■ **Task brief**:
Reproduce the lines word for word, beginning with the line that contains "terminal-line: [training@localhost ~]$ hdfs dfs -cat" and continuing through the line that contains "230, 625, 245]".

[Element region listings]
_____
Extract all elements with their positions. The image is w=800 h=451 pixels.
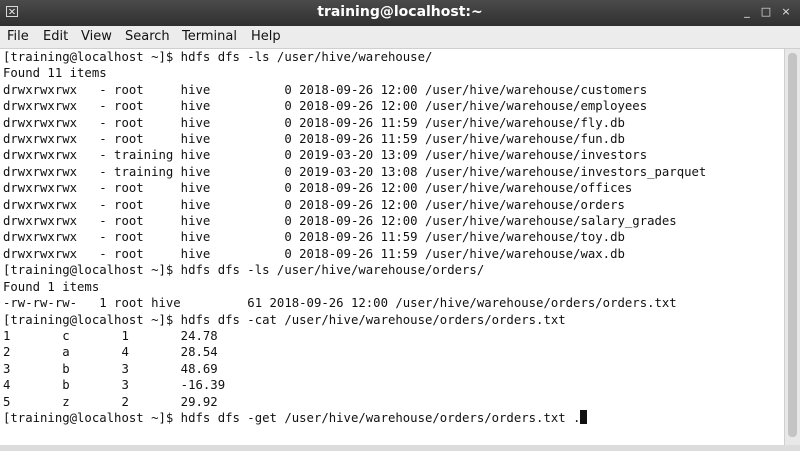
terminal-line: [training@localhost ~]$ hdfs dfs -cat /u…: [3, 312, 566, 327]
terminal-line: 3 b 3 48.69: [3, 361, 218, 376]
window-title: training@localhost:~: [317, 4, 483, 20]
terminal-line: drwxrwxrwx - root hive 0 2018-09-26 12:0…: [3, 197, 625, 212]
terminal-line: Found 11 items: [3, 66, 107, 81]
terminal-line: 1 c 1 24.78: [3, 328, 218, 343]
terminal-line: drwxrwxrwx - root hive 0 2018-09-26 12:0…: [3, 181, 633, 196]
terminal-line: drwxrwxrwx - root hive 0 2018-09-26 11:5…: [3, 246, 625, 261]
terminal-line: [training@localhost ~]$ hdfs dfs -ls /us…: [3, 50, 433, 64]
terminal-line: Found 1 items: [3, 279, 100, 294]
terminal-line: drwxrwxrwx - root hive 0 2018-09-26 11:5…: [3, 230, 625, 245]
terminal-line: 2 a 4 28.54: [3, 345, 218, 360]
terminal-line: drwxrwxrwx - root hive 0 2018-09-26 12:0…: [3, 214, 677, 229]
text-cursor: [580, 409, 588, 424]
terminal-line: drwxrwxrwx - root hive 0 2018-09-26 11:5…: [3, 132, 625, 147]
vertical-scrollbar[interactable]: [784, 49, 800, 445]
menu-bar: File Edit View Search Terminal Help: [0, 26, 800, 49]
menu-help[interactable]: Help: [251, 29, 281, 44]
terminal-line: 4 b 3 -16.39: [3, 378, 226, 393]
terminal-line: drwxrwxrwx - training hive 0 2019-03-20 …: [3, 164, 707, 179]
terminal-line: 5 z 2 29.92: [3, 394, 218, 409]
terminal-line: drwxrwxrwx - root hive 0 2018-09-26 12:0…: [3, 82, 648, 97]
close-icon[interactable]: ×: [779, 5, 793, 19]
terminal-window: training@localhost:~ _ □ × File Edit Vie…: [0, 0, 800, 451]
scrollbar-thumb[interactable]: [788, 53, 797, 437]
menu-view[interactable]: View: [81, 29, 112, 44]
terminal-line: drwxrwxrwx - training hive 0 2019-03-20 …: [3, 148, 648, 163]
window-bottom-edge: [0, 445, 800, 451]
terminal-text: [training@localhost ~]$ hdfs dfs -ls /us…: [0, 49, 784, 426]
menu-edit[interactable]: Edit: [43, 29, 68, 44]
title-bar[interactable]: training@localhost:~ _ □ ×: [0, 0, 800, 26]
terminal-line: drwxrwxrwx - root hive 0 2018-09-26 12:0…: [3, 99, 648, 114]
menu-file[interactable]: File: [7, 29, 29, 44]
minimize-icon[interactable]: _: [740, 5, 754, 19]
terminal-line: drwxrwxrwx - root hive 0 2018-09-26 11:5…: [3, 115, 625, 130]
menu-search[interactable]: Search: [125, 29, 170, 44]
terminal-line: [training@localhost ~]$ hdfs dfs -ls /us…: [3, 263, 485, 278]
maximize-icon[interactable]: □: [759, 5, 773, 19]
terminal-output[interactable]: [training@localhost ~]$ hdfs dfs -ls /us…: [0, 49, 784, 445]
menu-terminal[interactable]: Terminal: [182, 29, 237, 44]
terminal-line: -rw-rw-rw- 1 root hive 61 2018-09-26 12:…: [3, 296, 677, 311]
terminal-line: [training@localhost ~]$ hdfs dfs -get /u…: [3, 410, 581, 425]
_____
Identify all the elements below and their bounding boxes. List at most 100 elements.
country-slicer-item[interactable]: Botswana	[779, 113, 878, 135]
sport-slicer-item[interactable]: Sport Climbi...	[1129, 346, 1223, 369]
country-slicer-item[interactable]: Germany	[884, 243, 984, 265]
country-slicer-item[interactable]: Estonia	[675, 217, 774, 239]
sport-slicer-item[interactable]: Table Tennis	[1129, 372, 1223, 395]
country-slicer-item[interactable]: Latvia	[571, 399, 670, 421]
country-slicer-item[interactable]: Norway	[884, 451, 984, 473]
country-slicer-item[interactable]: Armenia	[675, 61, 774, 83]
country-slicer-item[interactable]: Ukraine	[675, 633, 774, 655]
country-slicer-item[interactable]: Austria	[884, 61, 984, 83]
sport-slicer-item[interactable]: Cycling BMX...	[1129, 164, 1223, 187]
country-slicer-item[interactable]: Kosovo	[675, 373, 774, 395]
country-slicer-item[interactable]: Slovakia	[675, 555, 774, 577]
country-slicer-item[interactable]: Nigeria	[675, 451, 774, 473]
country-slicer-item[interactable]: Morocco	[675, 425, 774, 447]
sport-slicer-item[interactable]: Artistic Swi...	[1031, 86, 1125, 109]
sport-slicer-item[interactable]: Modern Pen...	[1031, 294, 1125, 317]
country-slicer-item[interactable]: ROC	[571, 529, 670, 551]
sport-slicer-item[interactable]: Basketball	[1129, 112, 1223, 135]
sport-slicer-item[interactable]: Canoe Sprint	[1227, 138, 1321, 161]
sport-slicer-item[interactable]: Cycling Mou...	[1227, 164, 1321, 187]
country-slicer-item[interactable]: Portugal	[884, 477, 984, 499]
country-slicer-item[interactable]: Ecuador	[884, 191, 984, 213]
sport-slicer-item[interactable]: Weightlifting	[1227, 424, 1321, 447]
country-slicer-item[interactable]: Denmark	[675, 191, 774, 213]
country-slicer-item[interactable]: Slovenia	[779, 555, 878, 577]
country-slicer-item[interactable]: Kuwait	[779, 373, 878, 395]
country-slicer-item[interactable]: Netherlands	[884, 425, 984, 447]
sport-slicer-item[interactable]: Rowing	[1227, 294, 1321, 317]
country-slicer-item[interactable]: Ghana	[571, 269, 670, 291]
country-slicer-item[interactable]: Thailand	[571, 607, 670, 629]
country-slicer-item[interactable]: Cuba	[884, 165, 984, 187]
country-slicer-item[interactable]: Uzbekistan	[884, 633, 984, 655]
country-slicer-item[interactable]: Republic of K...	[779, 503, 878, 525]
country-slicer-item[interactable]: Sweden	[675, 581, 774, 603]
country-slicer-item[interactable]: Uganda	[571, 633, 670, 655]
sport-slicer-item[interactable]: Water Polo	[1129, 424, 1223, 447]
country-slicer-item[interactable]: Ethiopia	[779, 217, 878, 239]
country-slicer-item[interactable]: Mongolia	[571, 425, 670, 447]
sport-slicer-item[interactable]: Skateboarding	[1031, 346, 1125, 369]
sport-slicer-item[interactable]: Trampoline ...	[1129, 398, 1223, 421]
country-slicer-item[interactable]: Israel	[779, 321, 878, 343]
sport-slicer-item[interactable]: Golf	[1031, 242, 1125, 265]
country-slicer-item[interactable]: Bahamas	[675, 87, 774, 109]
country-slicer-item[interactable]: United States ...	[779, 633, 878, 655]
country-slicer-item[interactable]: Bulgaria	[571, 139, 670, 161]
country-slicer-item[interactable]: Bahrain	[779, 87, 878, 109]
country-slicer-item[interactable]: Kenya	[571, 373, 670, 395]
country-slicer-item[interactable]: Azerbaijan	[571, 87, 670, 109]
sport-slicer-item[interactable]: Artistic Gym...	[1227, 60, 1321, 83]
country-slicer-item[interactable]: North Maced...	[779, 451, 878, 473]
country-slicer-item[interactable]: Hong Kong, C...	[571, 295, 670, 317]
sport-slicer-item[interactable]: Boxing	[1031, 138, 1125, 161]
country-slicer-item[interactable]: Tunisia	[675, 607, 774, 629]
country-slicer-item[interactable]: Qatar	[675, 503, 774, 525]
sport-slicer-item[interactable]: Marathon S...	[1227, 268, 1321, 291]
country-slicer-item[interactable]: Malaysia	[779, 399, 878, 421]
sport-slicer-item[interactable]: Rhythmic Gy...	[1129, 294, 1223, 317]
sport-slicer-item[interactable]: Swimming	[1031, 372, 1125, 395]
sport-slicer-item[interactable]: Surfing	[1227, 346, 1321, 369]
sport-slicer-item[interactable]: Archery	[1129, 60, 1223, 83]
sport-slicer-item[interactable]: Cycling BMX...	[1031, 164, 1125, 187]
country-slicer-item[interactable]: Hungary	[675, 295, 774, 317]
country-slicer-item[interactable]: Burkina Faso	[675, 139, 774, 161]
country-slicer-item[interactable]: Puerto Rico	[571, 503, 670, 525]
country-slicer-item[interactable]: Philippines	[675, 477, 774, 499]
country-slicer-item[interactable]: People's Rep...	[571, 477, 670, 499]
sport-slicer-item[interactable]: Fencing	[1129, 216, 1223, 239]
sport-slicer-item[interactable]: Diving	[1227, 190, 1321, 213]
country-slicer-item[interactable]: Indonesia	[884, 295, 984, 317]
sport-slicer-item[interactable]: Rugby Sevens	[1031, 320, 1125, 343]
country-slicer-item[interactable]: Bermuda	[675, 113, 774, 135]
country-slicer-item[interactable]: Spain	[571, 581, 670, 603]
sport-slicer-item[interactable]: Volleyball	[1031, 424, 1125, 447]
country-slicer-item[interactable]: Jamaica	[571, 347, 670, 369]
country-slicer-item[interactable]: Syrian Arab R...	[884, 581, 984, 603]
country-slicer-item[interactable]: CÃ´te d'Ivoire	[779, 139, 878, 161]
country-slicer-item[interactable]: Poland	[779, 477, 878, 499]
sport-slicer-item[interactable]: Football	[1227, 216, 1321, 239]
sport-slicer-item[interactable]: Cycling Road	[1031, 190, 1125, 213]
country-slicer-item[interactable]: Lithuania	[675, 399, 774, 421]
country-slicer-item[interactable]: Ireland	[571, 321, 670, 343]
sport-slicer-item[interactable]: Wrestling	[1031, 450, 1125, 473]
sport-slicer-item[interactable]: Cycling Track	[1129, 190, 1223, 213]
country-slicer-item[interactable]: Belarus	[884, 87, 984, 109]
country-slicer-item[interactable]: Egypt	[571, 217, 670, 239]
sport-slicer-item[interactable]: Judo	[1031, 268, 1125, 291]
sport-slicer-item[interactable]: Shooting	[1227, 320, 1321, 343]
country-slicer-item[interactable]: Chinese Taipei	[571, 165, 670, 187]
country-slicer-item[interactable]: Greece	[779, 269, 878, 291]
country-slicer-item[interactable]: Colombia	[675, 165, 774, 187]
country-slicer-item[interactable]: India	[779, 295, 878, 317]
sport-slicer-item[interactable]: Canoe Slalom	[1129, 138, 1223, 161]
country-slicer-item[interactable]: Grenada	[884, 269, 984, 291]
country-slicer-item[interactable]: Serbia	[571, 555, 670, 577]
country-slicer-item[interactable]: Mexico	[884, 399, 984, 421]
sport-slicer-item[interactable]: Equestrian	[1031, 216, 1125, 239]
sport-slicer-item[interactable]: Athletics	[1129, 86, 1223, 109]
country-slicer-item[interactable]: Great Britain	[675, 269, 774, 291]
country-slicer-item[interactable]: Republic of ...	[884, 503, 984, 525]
_____
■ **The answer**:
terminal-line: [training@localhost ~]$ hdfs dfs -cat /u…: [3, 312, 566, 327]
terminal-line: 3 b 3 48.69: [3, 361, 218, 376]
window-title: training@localhost:~: [317, 4, 483, 20]
terminal-line: drwxrwxrwx - root hive 0 2018-09-26 12:0…: [3, 197, 625, 212]
terminal-line: Found 11 items: [3, 66, 107, 81]
terminal-line: 1 c 1 24.78: [3, 328, 218, 343]
terminal-line: drwxrwxrwx - root hive 0 2018-09-26 12:0…: [3, 181, 633, 196]
terminal-line: drwxrwxrwx - root hive 0 2018-09-26 11:5…: [3, 246, 625, 261]
terminal-line: [training@localhost ~]$ hdfs dfs -ls /us…: [3, 50, 433, 64]
terminal-line: Found 1 items: [3, 279, 100, 294]
terminal-line: drwxrwxrwx - root hive 0 2018-09-26 11:5…: [3, 230, 625, 245]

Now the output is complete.